(Stored data)

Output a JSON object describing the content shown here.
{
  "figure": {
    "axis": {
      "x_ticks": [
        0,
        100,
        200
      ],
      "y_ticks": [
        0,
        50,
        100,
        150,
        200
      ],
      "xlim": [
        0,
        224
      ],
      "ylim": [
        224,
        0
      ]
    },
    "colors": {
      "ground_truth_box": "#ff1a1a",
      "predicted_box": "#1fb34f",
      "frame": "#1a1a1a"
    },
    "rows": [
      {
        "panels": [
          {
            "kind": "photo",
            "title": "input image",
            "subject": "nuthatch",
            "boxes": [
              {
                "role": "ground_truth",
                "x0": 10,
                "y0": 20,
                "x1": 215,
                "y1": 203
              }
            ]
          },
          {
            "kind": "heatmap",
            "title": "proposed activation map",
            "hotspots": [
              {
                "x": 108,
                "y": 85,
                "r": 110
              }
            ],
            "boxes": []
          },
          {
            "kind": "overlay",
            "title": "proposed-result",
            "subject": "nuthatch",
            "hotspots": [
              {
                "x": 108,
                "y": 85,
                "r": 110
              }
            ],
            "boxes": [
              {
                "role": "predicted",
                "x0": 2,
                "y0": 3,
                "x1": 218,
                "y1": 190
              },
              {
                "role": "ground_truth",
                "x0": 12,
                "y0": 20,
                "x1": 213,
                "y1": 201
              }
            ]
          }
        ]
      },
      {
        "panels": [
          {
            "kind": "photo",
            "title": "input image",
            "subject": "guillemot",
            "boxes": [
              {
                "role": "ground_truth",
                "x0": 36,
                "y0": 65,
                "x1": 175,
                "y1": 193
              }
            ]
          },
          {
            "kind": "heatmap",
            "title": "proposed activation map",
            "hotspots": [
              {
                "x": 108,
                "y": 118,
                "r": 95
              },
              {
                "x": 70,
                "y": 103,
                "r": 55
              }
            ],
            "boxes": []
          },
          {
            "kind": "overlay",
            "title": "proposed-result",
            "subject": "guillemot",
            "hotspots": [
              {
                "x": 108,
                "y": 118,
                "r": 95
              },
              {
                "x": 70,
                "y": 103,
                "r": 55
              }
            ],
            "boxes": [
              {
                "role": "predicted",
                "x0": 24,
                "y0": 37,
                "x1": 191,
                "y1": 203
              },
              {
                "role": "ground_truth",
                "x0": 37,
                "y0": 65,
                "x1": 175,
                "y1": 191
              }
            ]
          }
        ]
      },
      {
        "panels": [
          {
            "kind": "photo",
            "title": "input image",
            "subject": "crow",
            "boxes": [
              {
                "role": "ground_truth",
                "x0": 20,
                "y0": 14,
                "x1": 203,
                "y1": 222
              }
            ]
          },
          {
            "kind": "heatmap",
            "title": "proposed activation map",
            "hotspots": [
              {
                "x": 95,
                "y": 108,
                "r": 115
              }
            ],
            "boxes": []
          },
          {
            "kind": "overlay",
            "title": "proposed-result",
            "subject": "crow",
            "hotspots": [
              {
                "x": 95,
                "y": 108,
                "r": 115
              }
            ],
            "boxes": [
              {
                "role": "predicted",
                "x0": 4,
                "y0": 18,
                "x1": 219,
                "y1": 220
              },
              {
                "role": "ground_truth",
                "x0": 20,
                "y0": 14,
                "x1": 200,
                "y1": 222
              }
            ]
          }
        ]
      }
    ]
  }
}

THE REQUEST: Copy the material above back out, exactly as written.

RESULT:
Output a JSON object describing the content shown here.
{
  "figure": {
    "axis": {
      "x_ticks": [
        0,
        100,
        200
      ],
      "y_ticks": [
        0,
        50,
        100,
        150,
        200
      ],
      "xlim": [
        0,
        224
      ],
      "ylim": [
        224,
        0
      ]
    },
    "colors": {
      "ground_truth_box": "#ff1a1a",
      "predicted_box": "#1fb34f",
      "frame": "#1a1a1a"
    },
    "rows": [
      {
        "panels": [
          {
            "kind": "photo",
            "title": "input image",
            "subject": "nuthatch",
            "boxes": [
              {
                "role": "ground_truth",
                "x0": 10,
                "y0": 20,
                "x1": 215,
                "y1": 203
              }
            ]
          },
          {
            "kind": "heatmap",
            "title": "proposed activation map",
            "hotspots": [
              {
                "x": 108,
                "y": 85,
                "r": 110
              }
            ],
            "boxes": []
          },
          {
            "kind": "overlay",
            "title": "proposed-result",
            "subject": "nuthatch",
            "hotspots": [
              {
                "x": 108,
                "y": 85,
                "r": 110
              }
            ],
            "boxes": [
              {
                "role": "predicted",
                "x0": 2,
                "y0": 3,
                "x1": 218,
                "y1": 190
              },
              {
                "role": "ground_truth",
                "x0": 12,
                "y0": 20,
                "x1": 213,
                "y1": 201
              }
            ]
          }
        ]
      },
      {
        "panels": [
          {
            "kind": "photo",
            "title": "input image",
            "subject": "guillemot",
            "boxes": [
              {
                "role": "ground_truth",
                "x0": 36,
                "y0": 65,
                "x1": 175,
                "y1": 193
              }
            ]
          },
          {
            "kind": "heatmap",
            "title": "proposed activation map",
            "hotspots": [
              {
                "x": 108,
                "y": 118,
                "r": 95
              },
              {
                "x": 70,
                "y": 103,
                "r": 55
              }
            ],
            "boxes": []
          },
          {
            "kind": "overlay",
            "title": "proposed-result",
            "subject": "guillemot",
            "hotspots": [
              {
                "x": 108,
                "y": 118,
                "r": 95
              },
              {
                "x": 70,
                "y": 103,
                "r": 55
              }
            ],
            "boxes": [
              {
                "role": "predicted",
                "x0": 24,
                "y0": 37,
                "x1": 191,
                "y1": 203
              },
              {
                "role": "ground_truth",
                "x0": 37,
                "y0": 65,
                "x1": 175,
                "y1": 191
              }
            ]
          }
        ]
      },
      {
        "panels": [
          {
            "kind": "photo",
            "title": "input image",
            "subject": "crow",
            "boxes": [
              {
                "role": "ground_truth",
                "x0": 20,
                "y0": 14,
                "x1": 203,
                "y1": 222
              }
            ]
          },
          {
            "kind": "heatmap",
            "title": "proposed activation map",
            "hotspots": [
              {
                "x": 95,
                "y": 108,
                "r": 115
              }
            ],
            "boxes": []
          },
          {
            "kind": "overlay",
            "title": "proposed-result",
            "subject": "crow",
            "hotspots": [
              {
                "x": 95,
                "y": 108,
                "r": 115
              }
            ],
            "boxes": [
              {
                "role": "predicted",
                "x0": 4,
                "y0": 18,
                "x1": 219,
                "y1": 220
              },
              {
                "role": "ground_truth",
                "x0": 20,
                "y0": 14,
                "x1": 200,
                "y1": 222
              }
            ]
          }
        ]
      }
    ]
  }
}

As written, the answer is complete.